**WHAT TO PRODUCE**: Copy down all of the data underneath, exactly as shown.

**DATA FOR THIS TASK**:
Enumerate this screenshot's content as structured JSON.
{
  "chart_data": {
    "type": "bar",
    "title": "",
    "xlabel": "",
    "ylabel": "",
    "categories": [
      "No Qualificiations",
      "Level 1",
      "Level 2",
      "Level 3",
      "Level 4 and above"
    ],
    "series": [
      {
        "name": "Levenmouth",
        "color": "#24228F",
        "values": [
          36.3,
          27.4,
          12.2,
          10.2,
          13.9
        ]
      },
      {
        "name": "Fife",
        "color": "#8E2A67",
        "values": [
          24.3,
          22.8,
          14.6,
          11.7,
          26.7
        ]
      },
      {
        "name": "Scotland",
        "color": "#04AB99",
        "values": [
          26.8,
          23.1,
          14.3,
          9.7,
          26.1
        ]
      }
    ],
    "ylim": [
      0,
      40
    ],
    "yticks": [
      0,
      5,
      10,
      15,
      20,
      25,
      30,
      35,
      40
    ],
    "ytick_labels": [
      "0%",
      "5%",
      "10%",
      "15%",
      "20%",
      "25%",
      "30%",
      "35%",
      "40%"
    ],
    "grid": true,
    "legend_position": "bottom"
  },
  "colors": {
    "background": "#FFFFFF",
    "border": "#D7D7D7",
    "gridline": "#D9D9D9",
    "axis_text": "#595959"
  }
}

**TASK ANSWER**:
Enumerate this screenshot's content as structured JSON.
{
  "chart_data": {
    "type": "bar",
    "title": "",
    "xlabel": "",
    "ylabel": "",
    "categories": [
      "No Qualificiations",
      "Level 1",
      "Level 2",
      "Level 3",
      "Level 4 and above"
    ],
    "series": [
      {
        "name": "Levenmouth",
        "color": "#24228F",
        "values": [
          36.3,
          27.4,
          12.2,
          10.2,
          13.9
        ]
      },
      {
        "name": "Fife",
        "color": "#8E2A67",
        "values": [
          24.3,
          22.8,
          14.6,
          11.7,
          26.7
        ]
      },
      {
        "name": "Scotland",
        "color": "#04AB99",
        "values": [
          26.8,
          23.1,
          14.3,
          9.7,
          26.1
        ]
      }
    ],
    "ylim": [
      0,
      40
    ],
    "yticks": [
      0,
      5,
      10,
      15,
      20,
      25,
      30,
      35,
      40
    ],
    "ytick_labels": [
      "0%",
      "5%",
      "10%",
      "15%",
      "20%",
      "25%",
      "30%",
      "35%",
      "40%"
    ],
    "grid": true,
    "legend_position": "bottom"
  },
  "colors": {
    "background": "#FFFFFF",
    "border": "#D7D7D7",
    "gridline": "#D9D9D9",
    "axis_text": "#595959"
  }
}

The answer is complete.